• Provided material
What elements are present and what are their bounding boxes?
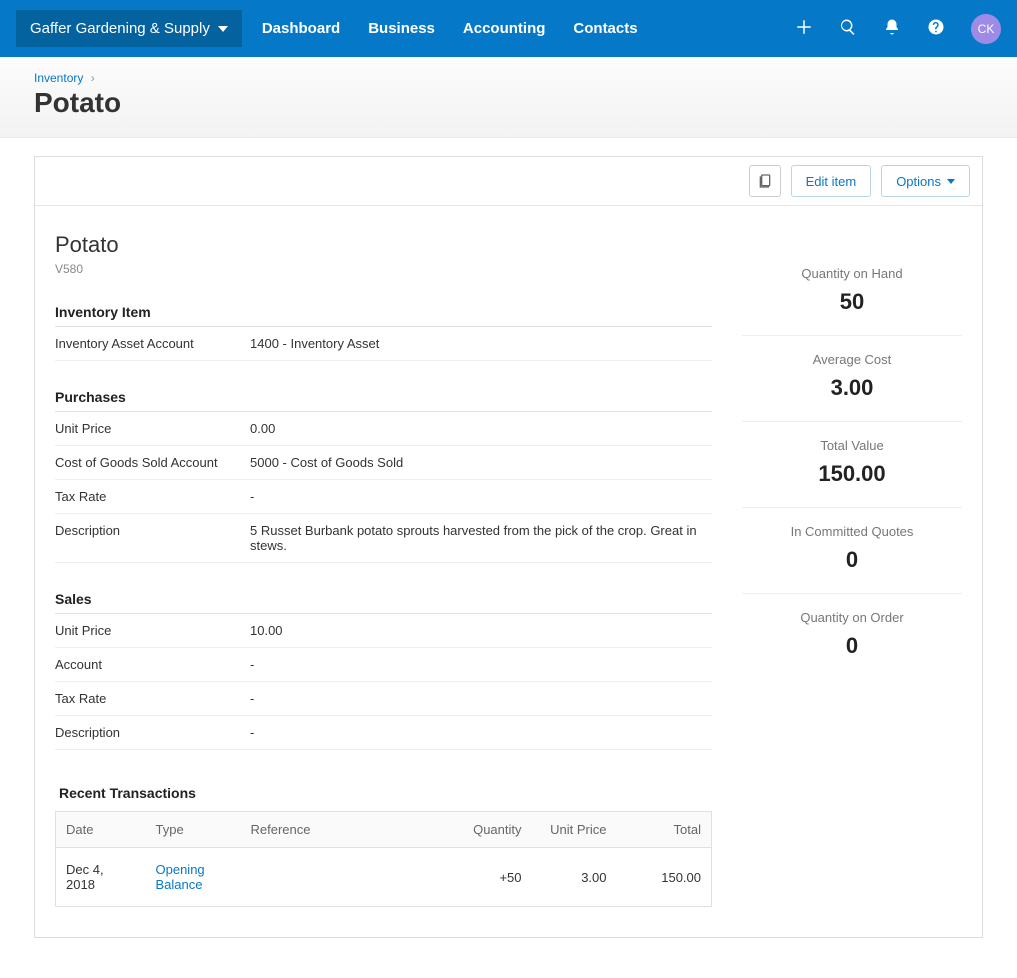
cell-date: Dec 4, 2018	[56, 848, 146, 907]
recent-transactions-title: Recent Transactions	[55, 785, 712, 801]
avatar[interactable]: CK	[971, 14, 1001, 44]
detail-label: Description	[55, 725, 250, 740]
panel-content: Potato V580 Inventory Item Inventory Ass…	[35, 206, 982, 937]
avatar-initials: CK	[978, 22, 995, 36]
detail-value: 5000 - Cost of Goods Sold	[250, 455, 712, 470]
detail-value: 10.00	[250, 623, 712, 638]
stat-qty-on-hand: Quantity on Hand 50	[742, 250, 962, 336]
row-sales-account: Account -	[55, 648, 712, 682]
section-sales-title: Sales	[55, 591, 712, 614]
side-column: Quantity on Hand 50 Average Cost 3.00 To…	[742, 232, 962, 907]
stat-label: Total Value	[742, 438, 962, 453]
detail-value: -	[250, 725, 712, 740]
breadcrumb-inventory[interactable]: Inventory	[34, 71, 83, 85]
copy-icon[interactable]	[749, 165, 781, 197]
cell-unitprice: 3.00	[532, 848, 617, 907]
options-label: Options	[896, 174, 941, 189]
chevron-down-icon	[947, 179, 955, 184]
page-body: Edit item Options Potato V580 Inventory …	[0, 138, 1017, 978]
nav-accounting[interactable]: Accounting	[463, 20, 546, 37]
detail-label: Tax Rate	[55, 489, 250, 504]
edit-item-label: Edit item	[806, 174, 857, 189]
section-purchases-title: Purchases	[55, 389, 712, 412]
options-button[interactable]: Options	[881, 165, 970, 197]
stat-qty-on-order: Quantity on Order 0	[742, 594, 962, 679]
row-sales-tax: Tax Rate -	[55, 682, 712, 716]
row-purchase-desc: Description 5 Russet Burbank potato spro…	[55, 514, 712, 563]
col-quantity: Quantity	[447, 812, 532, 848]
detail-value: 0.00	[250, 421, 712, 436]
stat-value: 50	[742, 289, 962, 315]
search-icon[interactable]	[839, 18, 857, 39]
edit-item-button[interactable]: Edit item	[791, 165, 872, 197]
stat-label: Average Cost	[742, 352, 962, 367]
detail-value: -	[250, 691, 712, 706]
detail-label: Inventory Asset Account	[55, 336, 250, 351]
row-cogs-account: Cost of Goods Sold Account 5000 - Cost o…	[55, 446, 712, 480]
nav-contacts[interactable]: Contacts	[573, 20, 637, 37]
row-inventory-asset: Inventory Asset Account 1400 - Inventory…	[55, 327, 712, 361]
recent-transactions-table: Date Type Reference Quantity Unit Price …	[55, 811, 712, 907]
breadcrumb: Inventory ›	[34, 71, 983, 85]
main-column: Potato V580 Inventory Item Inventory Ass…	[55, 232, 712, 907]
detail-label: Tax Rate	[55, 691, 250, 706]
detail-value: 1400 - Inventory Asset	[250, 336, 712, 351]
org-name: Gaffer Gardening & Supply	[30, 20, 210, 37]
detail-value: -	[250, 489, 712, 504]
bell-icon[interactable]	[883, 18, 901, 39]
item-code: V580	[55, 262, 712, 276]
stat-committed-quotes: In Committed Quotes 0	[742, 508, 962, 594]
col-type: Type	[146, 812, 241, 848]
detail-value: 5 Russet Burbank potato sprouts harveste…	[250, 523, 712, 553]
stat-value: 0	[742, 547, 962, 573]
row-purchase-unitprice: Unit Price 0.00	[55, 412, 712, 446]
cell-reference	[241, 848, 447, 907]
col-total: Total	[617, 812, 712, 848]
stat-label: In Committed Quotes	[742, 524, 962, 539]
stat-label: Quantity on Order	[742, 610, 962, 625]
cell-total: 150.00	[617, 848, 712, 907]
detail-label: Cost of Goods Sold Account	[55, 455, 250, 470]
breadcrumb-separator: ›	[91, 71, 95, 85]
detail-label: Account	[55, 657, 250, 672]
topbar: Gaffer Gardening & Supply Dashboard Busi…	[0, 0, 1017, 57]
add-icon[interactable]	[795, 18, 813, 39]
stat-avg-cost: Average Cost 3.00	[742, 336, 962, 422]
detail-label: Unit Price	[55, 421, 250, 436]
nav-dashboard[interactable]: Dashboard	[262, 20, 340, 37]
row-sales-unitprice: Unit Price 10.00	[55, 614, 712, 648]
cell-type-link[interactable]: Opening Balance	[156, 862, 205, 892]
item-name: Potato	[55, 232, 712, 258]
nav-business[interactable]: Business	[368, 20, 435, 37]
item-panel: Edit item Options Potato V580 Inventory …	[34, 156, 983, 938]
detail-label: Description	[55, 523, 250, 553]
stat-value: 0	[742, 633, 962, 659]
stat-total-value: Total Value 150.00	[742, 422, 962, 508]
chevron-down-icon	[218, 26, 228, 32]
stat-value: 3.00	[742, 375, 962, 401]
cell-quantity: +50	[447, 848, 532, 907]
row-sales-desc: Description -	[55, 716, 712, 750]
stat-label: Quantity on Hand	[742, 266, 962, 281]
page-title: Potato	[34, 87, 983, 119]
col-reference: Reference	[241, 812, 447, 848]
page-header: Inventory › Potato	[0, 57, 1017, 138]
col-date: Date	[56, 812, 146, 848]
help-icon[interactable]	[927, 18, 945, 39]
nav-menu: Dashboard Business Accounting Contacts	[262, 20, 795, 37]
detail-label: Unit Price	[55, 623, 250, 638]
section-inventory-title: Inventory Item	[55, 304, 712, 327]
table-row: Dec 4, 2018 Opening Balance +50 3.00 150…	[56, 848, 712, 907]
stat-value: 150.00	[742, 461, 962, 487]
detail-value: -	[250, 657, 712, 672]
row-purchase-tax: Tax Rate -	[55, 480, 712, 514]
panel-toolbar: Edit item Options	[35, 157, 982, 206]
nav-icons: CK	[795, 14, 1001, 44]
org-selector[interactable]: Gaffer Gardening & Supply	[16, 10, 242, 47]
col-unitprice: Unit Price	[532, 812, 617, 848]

• The exercise
Can you copy the material above word for word, leaving out the picture?

• Task solution
What elements are present and what are their bounding boxes?
cell-date: Dec 4, 2018	[56, 848, 146, 907]
recent-transactions-title: Recent Transactions	[55, 785, 712, 801]
avatar[interactable]: CK	[971, 14, 1001, 44]
detail-label: Description	[55, 725, 250, 740]
panel-content: Potato V580 Inventory Item Inventory Ass…	[35, 206, 982, 937]
avatar-initials: CK	[978, 22, 995, 36]
detail-value: 5000 - Cost of Goods Sold	[250, 455, 712, 470]
detail-value: 10.00	[250, 623, 712, 638]
stat-qty-on-hand: Quantity on Hand 50	[742, 250, 962, 336]
row-sales-account: Account -	[55, 648, 712, 682]
section-sales-title: Sales	[55, 591, 712, 614]
side-column: Quantity on Hand 50 Average Cost 3.00 To…	[742, 232, 962, 907]
stat-label: Total Value	[742, 438, 962, 453]
detail-value: -	[250, 725, 712, 740]
breadcrumb-inventory[interactable]: Inventory	[34, 71, 83, 85]
copy-icon[interactable]	[749, 165, 781, 197]
cell-unitprice: 3.00	[532, 848, 617, 907]
options-label: Options	[896, 174, 941, 189]
chevron-down-icon	[947, 179, 955, 184]
page-body: Edit item Options Potato V580 Inventory …	[0, 138, 1017, 978]
nav-accounting[interactable]: Accounting	[463, 20, 546, 37]
detail-label: Tax Rate	[55, 489, 250, 504]
edit-item-label: Edit item	[806, 174, 857, 189]
section-purchases-title: Purchases	[55, 389, 712, 412]
options-button[interactable]: Options	[881, 165, 970, 197]
stat-qty-on-order: Quantity on Order 0	[742, 594, 962, 679]
row-sales-tax: Tax Rate -	[55, 682, 712, 716]
row-purchase-desc: Description 5 Russet Burbank potato spro…	[55, 514, 712, 563]
col-quantity: Quantity	[447, 812, 532, 848]
detail-value: 0.00	[250, 421, 712, 436]
stat-value: 50	[742, 289, 962, 315]
search-icon[interactable]	[839, 18, 857, 39]
edit-item-button[interactable]: Edit item	[791, 165, 872, 197]
stat-label: Average Cost	[742, 352, 962, 367]
detail-value: -	[250, 691, 712, 706]
detail-label: Inventory Asset Account	[55, 336, 250, 351]
row-cogs-account: Cost of Goods Sold Account 5000 - Cost o…	[55, 446, 712, 480]
nav-contacts[interactable]: Contacts	[573, 20, 637, 37]
row-inventory-asset: Inventory Asset Account 1400 - Inventory…	[55, 327, 712, 361]
recent-transactions-table: Date Type Reference Quantity Unit Price …	[55, 811, 712, 907]
breadcrumb: Inventory ›	[34, 71, 983, 85]
main-column: Potato V580 Inventory Item Inventory Ass…	[55, 232, 712, 907]
detail-label: Tax Rate	[55, 691, 250, 706]
detail-value: 1400 - Inventory Asset	[250, 336, 712, 351]
org-name: Gaffer Gardening & Supply	[30, 20, 210, 37]
detail-value: -	[250, 489, 712, 504]
bell-icon[interactable]	[883, 18, 901, 39]
item-code: V580	[55, 262, 712, 276]
stat-committed-quotes: In Committed Quotes 0	[742, 508, 962, 594]
col-type: Type	[146, 812, 241, 848]
detail-value: 5 Russet Burbank potato sprouts harveste…	[250, 523, 712, 553]
stat-value: 0	[742, 547, 962, 573]
row-purchase-unitprice: Unit Price 0.00	[55, 412, 712, 446]
cell-reference	[241, 848, 447, 907]
col-total: Total	[617, 812, 712, 848]
stat-label: In Committed Quotes	[742, 524, 962, 539]
stat-label: Quantity on Order	[742, 610, 962, 625]
cell-total: 150.00	[617, 848, 712, 907]
detail-label: Cost of Goods Sold Account	[55, 455, 250, 470]
breadcrumb-separator: ›	[91, 71, 95, 85]
detail-label: Account	[55, 657, 250, 672]
topbar: Gaffer Gardening & Supply Dashboard Busi…	[0, 0, 1017, 57]
add-icon[interactable]	[795, 18, 813, 39]
stat-avg-cost: Average Cost 3.00	[742, 336, 962, 422]
detail-label: Unit Price	[55, 421, 250, 436]
nav-dashboard[interactable]: Dashboard	[262, 20, 340, 37]
row-sales-unitprice: Unit Price 10.00	[55, 614, 712, 648]
cell-type-link[interactable]: Opening Balance	[156, 862, 205, 892]
item-name: Potato	[55, 232, 712, 258]
nav-business[interactable]: Business	[368, 20, 435, 37]
item-panel: Edit item Options Potato V580 Inventory …	[34, 156, 983, 938]
detail-label: Description	[55, 523, 250, 553]
stat-value: 0	[742, 633, 962, 659]
stat-total-value: Total Value 150.00	[742, 422, 962, 508]
chevron-down-icon	[218, 26, 228, 32]
stat-value: 3.00	[742, 375, 962, 401]
cell-quantity: +50	[447, 848, 532, 907]
row-sales-desc: Description -	[55, 716, 712, 750]
stat-label: Quantity on Hand	[742, 266, 962, 281]
page-title: Potato	[34, 87, 983, 119]
col-reference: Reference	[241, 812, 447, 848]
page-header: Inventory › Potato	[0, 57, 1017, 138]
col-date: Date	[56, 812, 146, 848]
help-icon[interactable]	[927, 18, 945, 39]
nav-menu: Dashboard Business Accounting Contacts	[262, 20, 795, 37]
detail-label: Unit Price	[55, 623, 250, 638]
section-inventory-title: Inventory Item	[55, 304, 712, 327]
table-row: Dec 4, 2018 Opening Balance +50 3.00 150…	[56, 848, 712, 907]
stat-value: 150.00	[742, 461, 962, 487]
detail-value: -	[250, 657, 712, 672]
row-purchase-tax: Tax Rate -	[55, 480, 712, 514]
panel-toolbar: Edit item Options	[35, 157, 982, 206]
nav-icons: CK	[795, 14, 1001, 44]
org-selector[interactable]: Gaffer Gardening & Supply	[16, 10, 242, 47]
col-unitprice: Unit Price	[532, 812, 617, 848]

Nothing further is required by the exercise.